** begin Text section **

This note is prepared on the basis of Indian law as on date.
This note only sets out a general outline of Indian laws on certain topics and does not consider any particular set of facts, other than as specifically set out herein. This note does not constitute legal advice.
The Digital Personal Data Protection Act, 2023 (“Act”) applies to personal data that is collected within India through digital form and offline form, which is later digitized and the data; which is collected outside India, if such processing is in connection with activity of offering goods or services to data principals within India. However, the Act does not apply to: (i) personal data processed for any personal or domestic purpose; and (ii) personal data that been in made or caused to be made publicly available.

** end Text section **
** begin Data block **

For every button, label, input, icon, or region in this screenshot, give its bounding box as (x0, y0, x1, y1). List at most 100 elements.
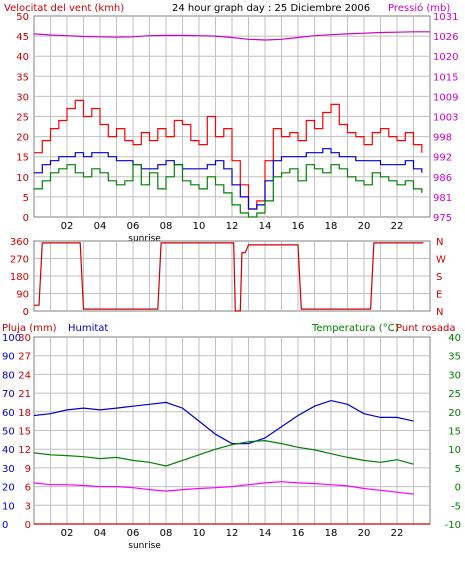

** end Data block **

(Required work): Continue the note on India's Digital Personal Data Protection Act, 2023 from its last sentence.

(Result for this exercise):
The Act was notified by the gazette of India on August 11, 2023. The Digital Personal Data Protection Bill, 2023 was introduced by the Ministry of Electronics and Information Technology on August 3, 2023 and passed by the Lok Sabha on August 7, 2023 and Rajya Sabha on August 9, 2023; after the withdrawal of the Digital Personal Data Protection Bill, 2022 (“2022 Bill”) and Personal Data Protection Bill, 2019 (“2019 Bill“). Prior to this, in 2017, the Ministry of electronics and information technology appointed a 10-member committee known as the “BN Shri Krishna Committee’ to draft a comprehensive data protection regime which led to the origin of the 2019 Bill. The 2019 Bill was first proposed in Lok Sabha in December 2019 and referred to the Joint Parliamentary Committee. This Note deals with the key elements on the Act.
3. KEY ELEMENTS OF THE NEW ACT
|Key concepts||· Data Fiduciary: any person who alone or in conjunction with other persons determine the purpose and means of processing personal data.
· Data Principal: the individual to whom the personal data relates and where such individuals is a child includes the parents or lawful guardian of such a child.
· Data Processor: any personal who processes personal data on behalf of the Data Fiduciary under a valid contract, for offering of goods and services to the Data Principal. Under the 2022 Bill, Data Processors has a right to further engage another Data Processor for processing of personal data, however the Act remains silent regarding disclosure of personal data to such third Data Processors.
· Personal Data: any digital data about an individual who is identifiable by or in relation to such data.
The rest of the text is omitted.